[Stored data]
□ □ □ □ □

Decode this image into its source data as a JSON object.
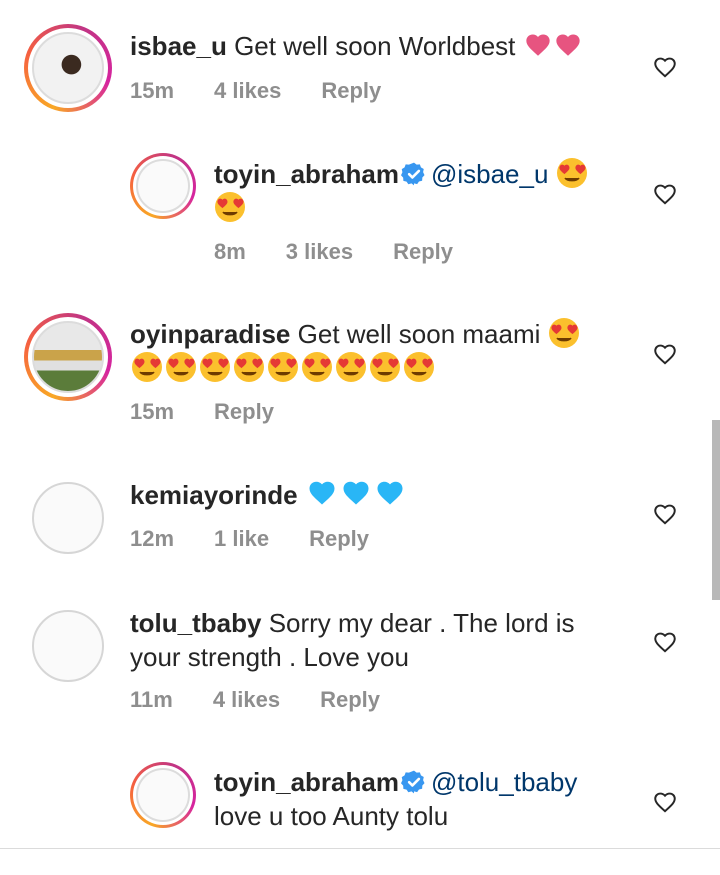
{
  "comments": [
    {
      "username": "isbae_u",
      "text": "Get well soon Worldbest",
      "time": "15m",
      "likes": "4 likes",
      "reply": "Reply",
      "emoji": "pink-heart x2"
    },
    {
      "username": "toyin_abraham",
      "mention": "@isbae_u",
      "text": "",
      "time": "8m",
      "likes": "3 likes",
      "reply": "Reply",
      "verified": true
    },
    {
      "username": "oyinparadise",
      "text": "Get well soon maami",
      "time": "15m",
      "likes": "",
      "reply": "Reply"
    },
    {
      "username": "kemiayorinde",
      "text": "",
      "time": "12m",
      "likes": "1 like",
      "reply": "Reply",
      "emoji": "blue-heart x3"
    },
    {
      "username": "tolu_tbaby",
      "text": "Sorry my dear . The lord is",
      "text2": "your strength . Love you",
      "time": "11m",
      "likes": "4 likes",
      "reply": "Reply"
    },
    {
      "username": "toyin_abraham",
      "mention": "@tolu_tbaby",
      "text": "love u too Aunty tolu",
      "verified": true
    }
  ],
  "colors": {
    "username": "#262626",
    "mention": "#00376b",
    "meta": "#8e8e8e",
    "pink_heart": "#e75480",
    "blue_heart": "#29b6f6",
    "verified": "#3897f0"
  },
  "icons": [
    "like-heart-outline-icon",
    "verified-badge-icon",
    "heart-eyes-emoji-icon",
    "pink-heart-emoji-icon",
    "blue-heart-emoji-icon"
  ]
}
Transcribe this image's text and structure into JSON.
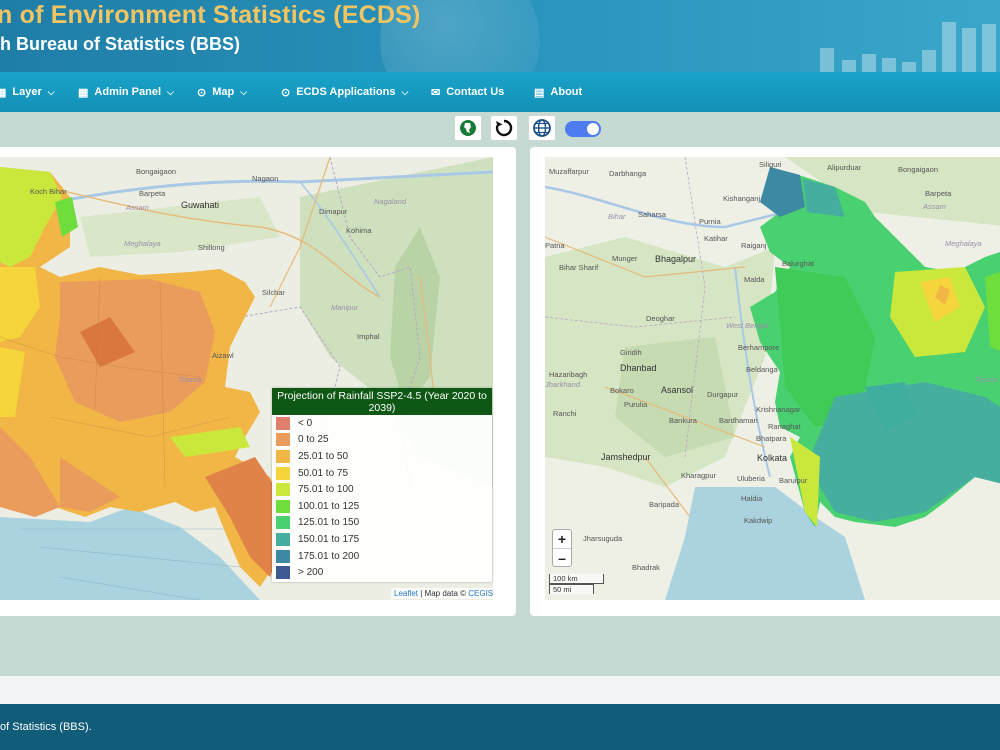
{
  "header": {
    "title": "n of Environment Statistics (ECDS)",
    "subtitle": "h Bureau of Statistics (BBS)"
  },
  "nav": {
    "items": [
      {
        "label": "Layer",
        "icon": "grid-icon",
        "has_dropdown": true
      },
      {
        "label": "Admin Panel",
        "icon": "grid-icon",
        "has_dropdown": true
      },
      {
        "label": "Map",
        "icon": "map-pin-icon",
        "has_dropdown": true
      },
      {
        "label": "ECDS Applications",
        "icon": "map-pin-icon",
        "has_dropdown": true
      },
      {
        "label": "Contact Us",
        "icon": "envelope-icon",
        "has_dropdown": false
      },
      {
        "label": "About",
        "icon": "book-icon",
        "has_dropdown": false
      }
    ]
  },
  "toolbar": {
    "buttons": [
      "bangladesh-map-icon",
      "reset-icon",
      "globe-icon"
    ],
    "toggle_on": true
  },
  "left_map": {
    "labels": [
      "Bongaigaon",
      "Koch Bihar",
      "Barpeta",
      "Assam",
      "Guwahati",
      "Nagaon",
      "Meghalaya",
      "Dimapur",
      "Nagaland",
      "Kohima",
      "Shillong",
      "Silchar",
      "Manipur",
      "Imphal",
      "Aizawl",
      "Tripura"
    ],
    "legend": {
      "title": "Projection of Rainfall SSP2-4.5 (Year 2020 to 2039)",
      "items": [
        {
          "label": "< 0",
          "color": "#e07f6c"
        },
        {
          "label": "0 to 25",
          "color": "#e99c5b"
        },
        {
          "label": "25.01 to 50",
          "color": "#f1b646"
        },
        {
          "label": "50.01 to 75",
          "color": "#f5d43c"
        },
        {
          "label": "75.01 to 100",
          "color": "#c9e83b"
        },
        {
          "label": "100.01 to 125",
          "color": "#6fdd3c"
        },
        {
          "label": "125.01 to 150",
          "color": "#49d071"
        },
        {
          "label": "150.01 to 175",
          "color": "#46ae9e"
        },
        {
          "label": "175.01 to 200",
          "color": "#3d88a2"
        },
        {
          "label": "> 200",
          "color": "#3d5a92"
        }
      ]
    },
    "attribution": {
      "leaflet": "Leaflet",
      "text": " | Map data © ",
      "link": "CEGIS"
    }
  },
  "right_map": {
    "labels": [
      "Siliguri",
      "Muzaffarpur",
      "Darbhanga",
      "Kishanganj",
      "Alipurduar",
      "Bongaigaon",
      "Barpeta",
      "Assam",
      "Bihar",
      "Saharsa",
      "Purnia",
      "Katihar",
      "Raiganj",
      "Balurghat",
      "Meghalaya",
      "Patna",
      "Munger",
      "Bhagalpur",
      "Bihar Sharif",
      "Malda",
      "Deoghar",
      "West Bengal",
      "Berhampore",
      "Giridih",
      "Dhanbad",
      "Beldanga",
      "Hazaribagh",
      "Bokaro",
      "Asansol",
      "Durgapur",
      "Jharkhand",
      "Ranchi",
      "Purulia",
      "Bankura",
      "Bardhaman",
      "Krishnanagar",
      "Ranaghat",
      "Bhatpara",
      "Jamshedpur",
      "Kolkata",
      "Kharagpur",
      "Uluberia",
      "Baruipur",
      "Haldia",
      "Baripada",
      "Kakdwip",
      "Jharsuguda",
      "Bhadrak",
      "Tripura"
    ],
    "zoom_in": "+",
    "zoom_out": "–",
    "scale_km": "100 km",
    "scale_mi": "50 mi"
  },
  "footer": {
    "text": "of Statistics (BBS)."
  }
}
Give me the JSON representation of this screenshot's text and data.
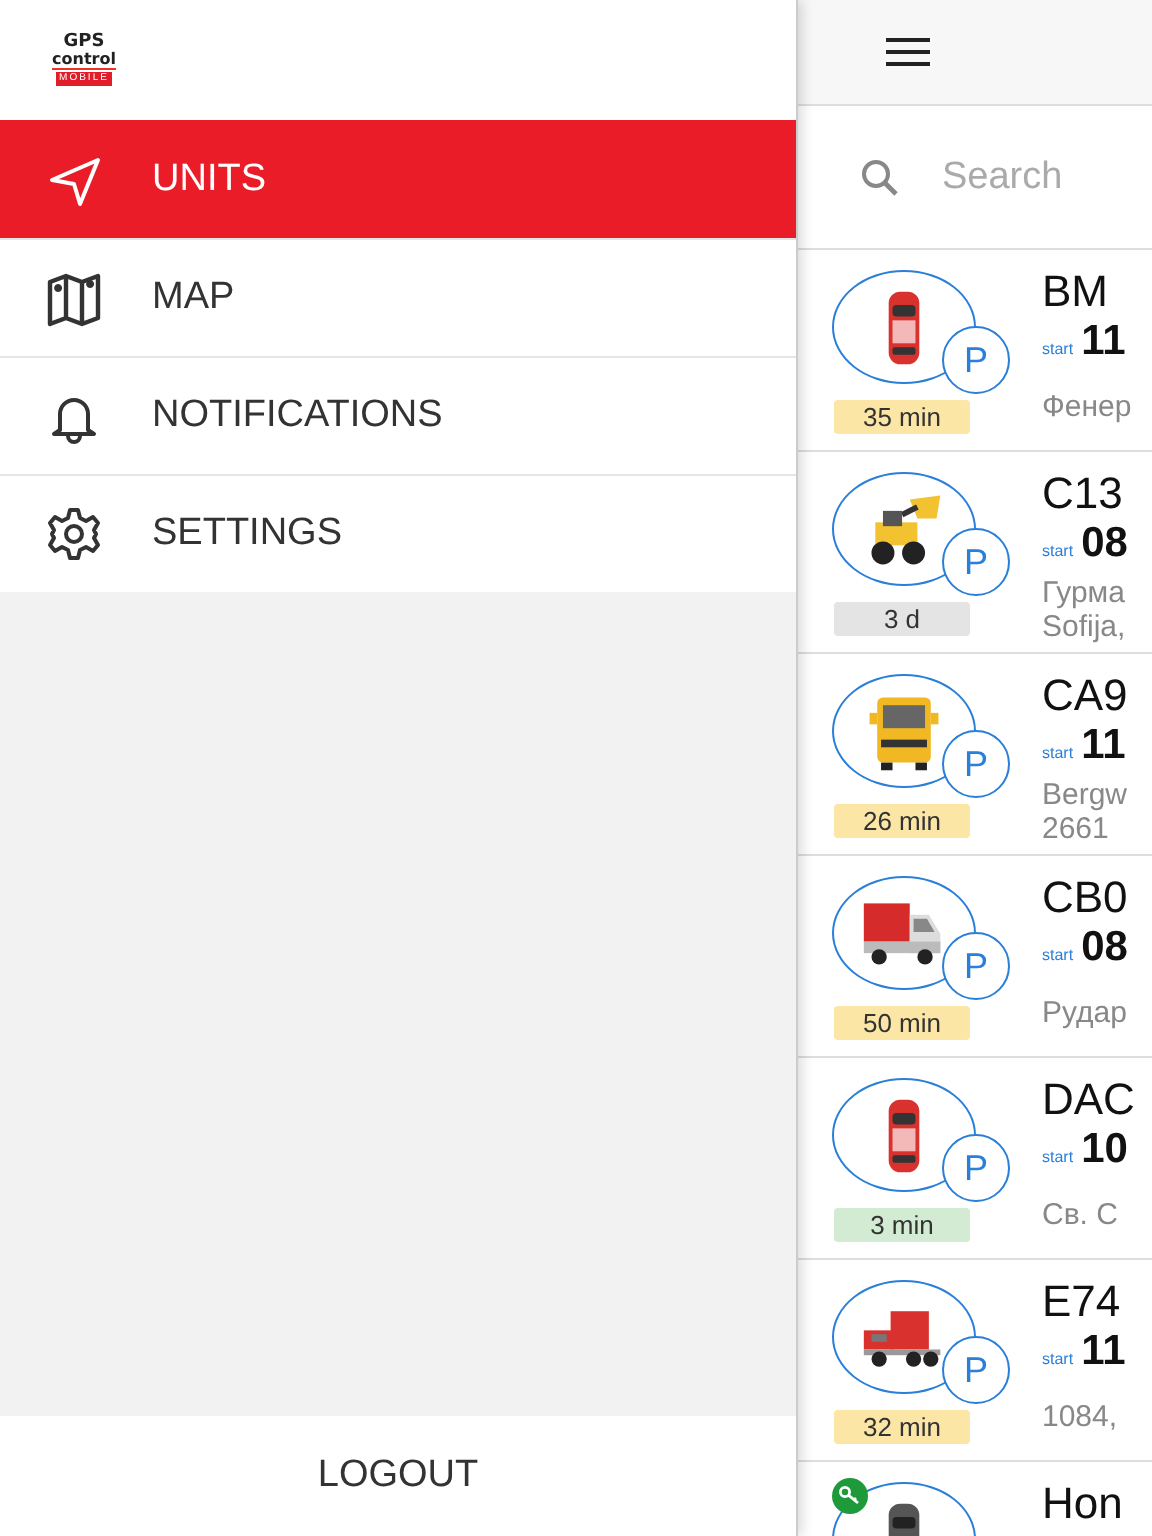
{
  "logo": {
    "line1": "GPS",
    "line2": "control",
    "line3": "MOBILE"
  },
  "menu": [
    {
      "label": "UNITS",
      "kind": "navigate",
      "selected": true
    },
    {
      "label": "MAP",
      "kind": "map",
      "selected": false
    },
    {
      "label": "NOTIFICATIONS",
      "kind": "bell",
      "selected": false
    },
    {
      "label": "SETTINGS",
      "kind": "gear",
      "selected": false
    }
  ],
  "logout": "LOGOUT",
  "search": {
    "placeholder": "Search"
  },
  "units": [
    {
      "kind": "car",
      "badge_text": "P",
      "ignition": false,
      "name": "BM",
      "start_label": "start",
      "time": "11",
      "address": [
        "Фенер"
      ],
      "duration": "35 min",
      "color": "#fbe6a6"
    },
    {
      "kind": "loader",
      "badge_text": "P",
      "ignition": false,
      "name": "C13",
      "start_label": "start",
      "time": "08",
      "address": [
        "Гурма",
        "Sofija,"
      ],
      "duration": "3 d",
      "color": "#e4e4e4"
    },
    {
      "kind": "truck",
      "badge_text": "P",
      "ignition": false,
      "name": "CA9",
      "start_label": "start",
      "time": "11",
      "address": [
        "Bergw",
        "2661"
      ],
      "duration": "26 min",
      "color": "#fbe6a6"
    },
    {
      "kind": "van",
      "badge_text": "P",
      "ignition": false,
      "name": "CB0",
      "start_label": "start",
      "time": "08",
      "address": [
        "Рудар"
      ],
      "duration": "50 min",
      "color": "#fbe6a6"
    },
    {
      "kind": "car",
      "badge_text": "P",
      "ignition": false,
      "name": "DAC",
      "start_label": "start",
      "time": "10",
      "address": [
        "Св. С"
      ],
      "duration": "3 min",
      "color": "#d3ebd3"
    },
    {
      "kind": "semi",
      "badge_text": "P",
      "ignition": false,
      "name": "E74",
      "start_label": "start",
      "time": "11",
      "address": [
        "1084,"
      ],
      "duration": "32 min",
      "color": "#fbe6a6"
    },
    {
      "kind": "sedan",
      "ignition": true,
      "name": "Hon"
    }
  ]
}
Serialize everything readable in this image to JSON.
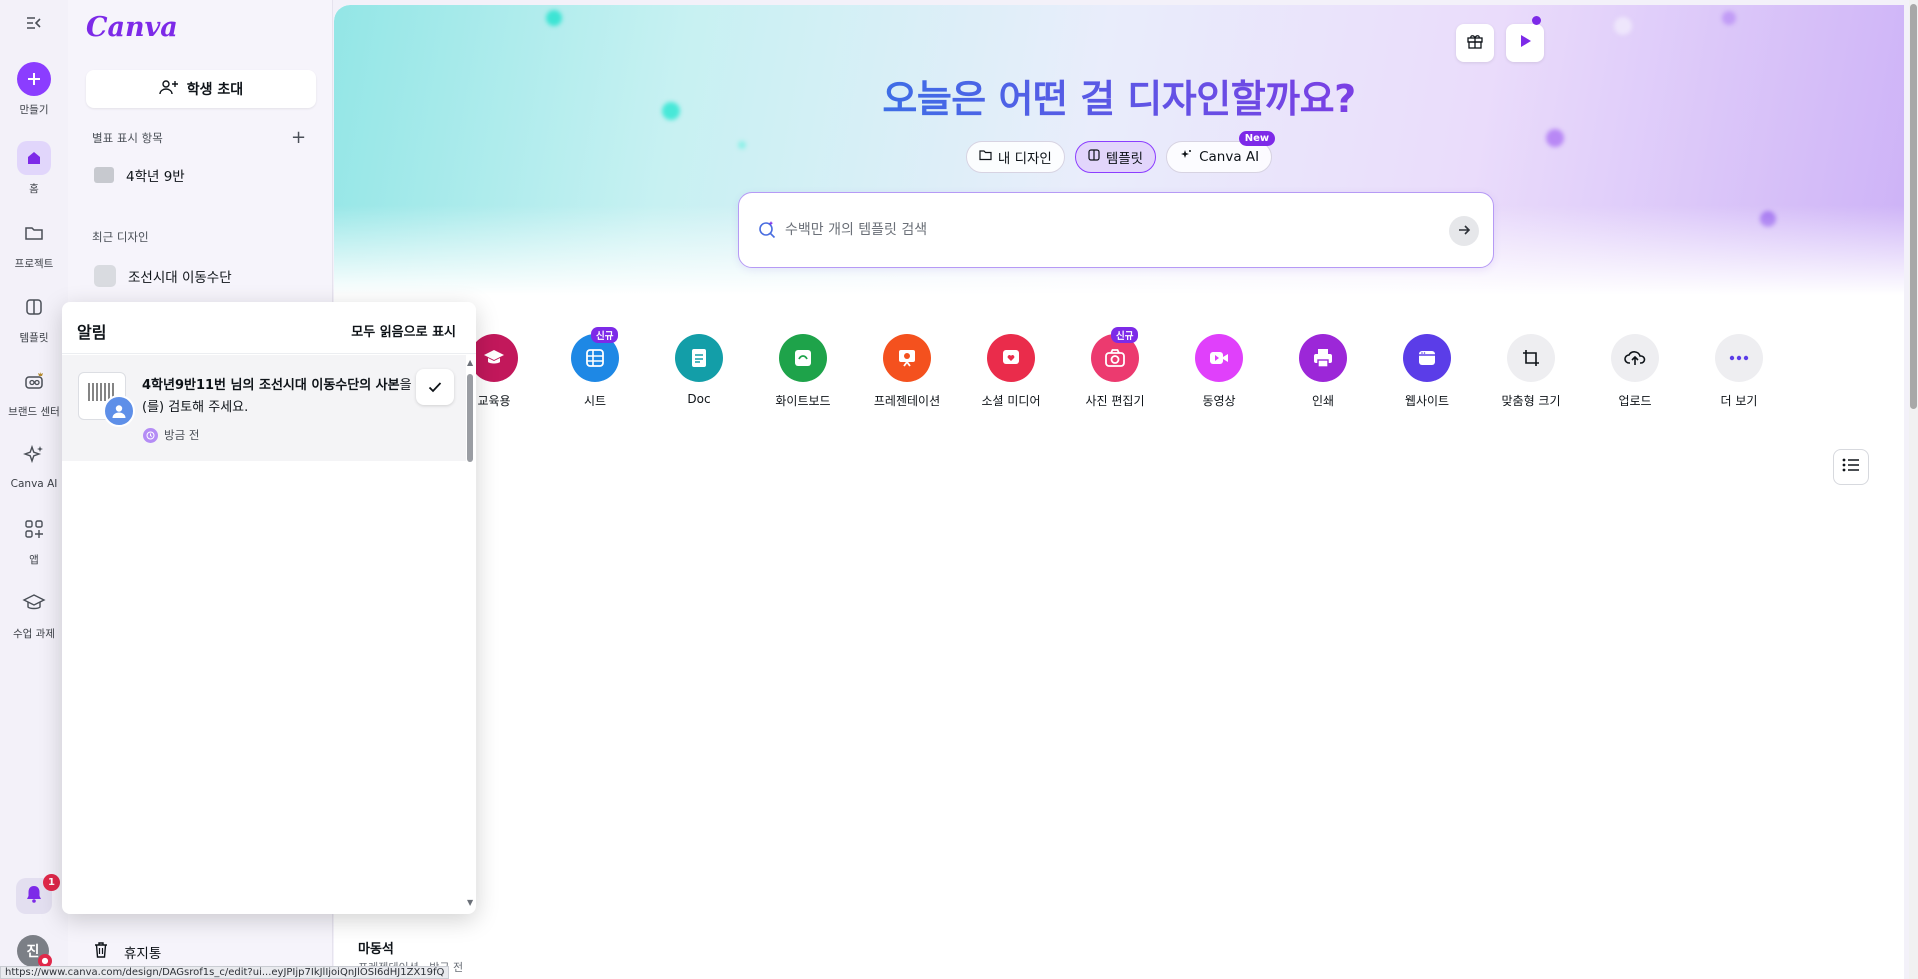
{
  "rail": {
    "items": [
      {
        "label": "만들기"
      },
      {
        "label": "홈"
      },
      {
        "label": "프로젝트"
      },
      {
        "label": "템플릿"
      },
      {
        "label": "브랜드 센터"
      },
      {
        "label": "Canva AI"
      },
      {
        "label": "앱"
      },
      {
        "label": "수업 과제"
      }
    ],
    "notification_count": "1",
    "avatar_initial": "진"
  },
  "panel": {
    "logo": "Canva",
    "invite_label": "학생 초대",
    "starred_title": "별표 표시 항목",
    "starred_items": [
      {
        "label": "4학년 9반"
      }
    ],
    "recent_title": "최근 디자인",
    "recent_items": [
      {
        "label": "조선시대 이동수단"
      }
    ],
    "trash_label": "휴지통"
  },
  "hero": {
    "title": "오늘은 어떤 걸 디자인할까요?",
    "tabs": [
      {
        "label": "내 디자인",
        "active": false
      },
      {
        "label": "템플릿",
        "active": true
      },
      {
        "label": "Canva AI",
        "badge": "New",
        "active": false
      }
    ],
    "search_placeholder": "수백만 개의 템플릿 검색"
  },
  "categories": [
    {
      "label": "교육용",
      "color": "#c2185b",
      "icon": "graduation-cap-icon"
    },
    {
      "label": "시트",
      "color": "#1e88e5",
      "icon": "sheet-icon",
      "badge": "신규"
    },
    {
      "label": "Doc",
      "color": "#139ea8",
      "icon": "doc-icon"
    },
    {
      "label": "화이트보드",
      "color": "#1ea34a",
      "icon": "whiteboard-icon"
    },
    {
      "label": "프레젠테이션",
      "color": "#f4511e",
      "icon": "presentation-icon"
    },
    {
      "label": "소셜 미디어",
      "color": "#ea2c4b",
      "icon": "social-media-icon"
    },
    {
      "label": "사진 편집기",
      "color": "#ec3a6f",
      "icon": "camera-icon",
      "badge": "신규"
    },
    {
      "label": "동영상",
      "color": "#e040fb",
      "icon": "video-icon"
    },
    {
      "label": "인쇄",
      "color": "#9c27d8",
      "icon": "print-icon"
    },
    {
      "label": "웹사이트",
      "color": "#5b3de8",
      "icon": "website-icon"
    },
    {
      "label": "맞춤형 크기",
      "color": "#eeeef1",
      "icon": "custom-size-icon"
    },
    {
      "label": "업로드",
      "color": "#eeeef1",
      "icon": "upload-icon"
    },
    {
      "label": "더 보기",
      "color": "#eeeef1",
      "icon": "more-icon"
    }
  ],
  "notifications": {
    "title": "알림",
    "mark_all_read": "모두 읽음으로 표시",
    "items": [
      {
        "text_bold": "4학년9반11번 님의 조선시대 이동수단의 사본",
        "text_rest": "을(를) 검토해 주세요.",
        "time": "방금 전"
      }
    ]
  },
  "bottom_card": {
    "title": "마동석",
    "subtitle": "프레젠테이션 · 방금 전"
  },
  "status_url": "https://www.canva.com/design/DAGsrof1s_c/edit?ui...eyJPIjp7IkJlIjoiQnJlOSI6dHJ1ZX19fQ"
}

□ □ □ □ □

## Task goal
Go through the lines above. Select every one that has the string "조선시대".

## The solution
        "label": "조선시대 이동수단"
        "text_bold": "4학년9반11번 님의 조선시대 이동수단의 사본",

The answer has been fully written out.